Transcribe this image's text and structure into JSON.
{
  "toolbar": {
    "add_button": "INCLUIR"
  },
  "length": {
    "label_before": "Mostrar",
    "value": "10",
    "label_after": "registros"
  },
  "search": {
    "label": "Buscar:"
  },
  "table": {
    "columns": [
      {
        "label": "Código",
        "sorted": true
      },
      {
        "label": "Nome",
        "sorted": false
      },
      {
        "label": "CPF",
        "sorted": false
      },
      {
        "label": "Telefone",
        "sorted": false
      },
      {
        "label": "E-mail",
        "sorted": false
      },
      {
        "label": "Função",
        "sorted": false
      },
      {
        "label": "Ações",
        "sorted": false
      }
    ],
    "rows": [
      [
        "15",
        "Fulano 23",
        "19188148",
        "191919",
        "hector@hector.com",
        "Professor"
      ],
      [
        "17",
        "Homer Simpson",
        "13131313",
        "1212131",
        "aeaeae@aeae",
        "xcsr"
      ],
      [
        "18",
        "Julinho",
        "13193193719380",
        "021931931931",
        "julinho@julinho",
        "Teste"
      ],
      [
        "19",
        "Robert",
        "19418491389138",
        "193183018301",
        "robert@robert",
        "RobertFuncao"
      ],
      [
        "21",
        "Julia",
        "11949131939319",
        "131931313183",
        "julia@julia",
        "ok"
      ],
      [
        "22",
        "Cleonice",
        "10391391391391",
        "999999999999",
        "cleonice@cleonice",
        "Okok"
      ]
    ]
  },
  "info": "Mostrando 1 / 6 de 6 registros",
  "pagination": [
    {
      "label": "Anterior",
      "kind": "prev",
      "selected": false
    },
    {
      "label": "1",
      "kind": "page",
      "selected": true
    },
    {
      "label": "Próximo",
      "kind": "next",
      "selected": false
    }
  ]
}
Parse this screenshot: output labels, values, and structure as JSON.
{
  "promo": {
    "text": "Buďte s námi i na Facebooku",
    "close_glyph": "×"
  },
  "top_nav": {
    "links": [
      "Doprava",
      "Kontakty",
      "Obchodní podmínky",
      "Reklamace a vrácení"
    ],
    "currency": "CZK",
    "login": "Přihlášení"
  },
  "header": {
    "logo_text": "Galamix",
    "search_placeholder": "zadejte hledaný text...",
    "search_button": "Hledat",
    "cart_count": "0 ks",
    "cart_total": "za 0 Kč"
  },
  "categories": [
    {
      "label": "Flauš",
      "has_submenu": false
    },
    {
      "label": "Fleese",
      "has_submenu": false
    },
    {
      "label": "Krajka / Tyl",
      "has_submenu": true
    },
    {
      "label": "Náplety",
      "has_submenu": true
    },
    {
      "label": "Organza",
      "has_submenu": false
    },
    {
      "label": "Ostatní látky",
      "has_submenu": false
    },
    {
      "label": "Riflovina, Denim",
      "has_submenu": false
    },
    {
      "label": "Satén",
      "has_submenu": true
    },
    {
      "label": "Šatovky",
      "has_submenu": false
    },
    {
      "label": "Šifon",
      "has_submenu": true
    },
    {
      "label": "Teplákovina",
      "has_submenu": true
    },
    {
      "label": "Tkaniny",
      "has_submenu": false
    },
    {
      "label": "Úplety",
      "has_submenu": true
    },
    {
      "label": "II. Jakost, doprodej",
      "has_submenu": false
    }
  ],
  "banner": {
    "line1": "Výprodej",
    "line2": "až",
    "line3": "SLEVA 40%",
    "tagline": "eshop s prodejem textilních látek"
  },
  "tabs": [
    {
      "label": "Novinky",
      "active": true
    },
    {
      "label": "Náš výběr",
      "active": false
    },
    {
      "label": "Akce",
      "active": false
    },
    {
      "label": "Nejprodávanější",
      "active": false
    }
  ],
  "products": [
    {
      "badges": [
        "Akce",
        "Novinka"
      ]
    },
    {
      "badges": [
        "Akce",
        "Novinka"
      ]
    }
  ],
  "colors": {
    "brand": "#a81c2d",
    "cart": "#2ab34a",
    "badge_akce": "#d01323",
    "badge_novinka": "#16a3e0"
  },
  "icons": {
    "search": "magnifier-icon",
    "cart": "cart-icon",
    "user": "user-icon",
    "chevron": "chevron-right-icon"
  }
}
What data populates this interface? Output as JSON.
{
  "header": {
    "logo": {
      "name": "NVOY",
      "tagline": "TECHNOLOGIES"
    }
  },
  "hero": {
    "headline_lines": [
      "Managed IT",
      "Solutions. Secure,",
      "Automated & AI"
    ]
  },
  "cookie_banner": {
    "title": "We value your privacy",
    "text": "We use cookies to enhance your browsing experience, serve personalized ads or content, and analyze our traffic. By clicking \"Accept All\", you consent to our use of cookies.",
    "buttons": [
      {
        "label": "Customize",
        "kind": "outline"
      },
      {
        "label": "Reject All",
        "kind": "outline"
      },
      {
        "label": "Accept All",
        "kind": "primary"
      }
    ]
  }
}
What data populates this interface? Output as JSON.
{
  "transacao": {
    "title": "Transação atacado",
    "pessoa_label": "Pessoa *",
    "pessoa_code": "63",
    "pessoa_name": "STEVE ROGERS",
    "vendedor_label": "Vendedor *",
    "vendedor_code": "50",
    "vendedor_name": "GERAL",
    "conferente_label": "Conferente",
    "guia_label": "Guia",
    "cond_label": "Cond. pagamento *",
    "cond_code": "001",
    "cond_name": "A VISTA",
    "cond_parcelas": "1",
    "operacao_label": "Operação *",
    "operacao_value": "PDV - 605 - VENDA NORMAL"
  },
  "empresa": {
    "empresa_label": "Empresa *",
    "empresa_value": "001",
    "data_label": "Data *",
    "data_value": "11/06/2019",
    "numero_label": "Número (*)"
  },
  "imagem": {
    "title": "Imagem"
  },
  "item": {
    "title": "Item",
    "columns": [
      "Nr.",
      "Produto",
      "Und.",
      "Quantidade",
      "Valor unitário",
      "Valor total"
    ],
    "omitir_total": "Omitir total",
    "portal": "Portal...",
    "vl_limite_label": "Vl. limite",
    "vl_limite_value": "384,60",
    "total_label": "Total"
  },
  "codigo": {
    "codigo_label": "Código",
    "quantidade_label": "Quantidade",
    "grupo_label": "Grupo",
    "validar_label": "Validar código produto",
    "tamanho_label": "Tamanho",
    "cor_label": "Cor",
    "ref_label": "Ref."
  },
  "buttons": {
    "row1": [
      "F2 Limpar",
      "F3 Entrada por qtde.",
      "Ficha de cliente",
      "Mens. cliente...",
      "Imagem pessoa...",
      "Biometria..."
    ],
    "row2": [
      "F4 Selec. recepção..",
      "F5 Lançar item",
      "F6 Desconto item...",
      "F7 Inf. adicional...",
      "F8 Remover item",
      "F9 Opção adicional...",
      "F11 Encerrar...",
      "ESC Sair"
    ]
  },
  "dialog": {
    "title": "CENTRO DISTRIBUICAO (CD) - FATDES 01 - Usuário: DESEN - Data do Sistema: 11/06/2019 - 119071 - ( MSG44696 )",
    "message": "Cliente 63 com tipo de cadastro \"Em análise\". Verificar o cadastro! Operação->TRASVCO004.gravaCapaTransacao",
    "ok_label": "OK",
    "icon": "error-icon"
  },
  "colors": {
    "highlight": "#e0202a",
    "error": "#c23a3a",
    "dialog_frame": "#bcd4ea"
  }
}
===
§ **Exercise description**
Count up every line above that has the word "this" in it; answer with the number alone.

§ **Task answer**
4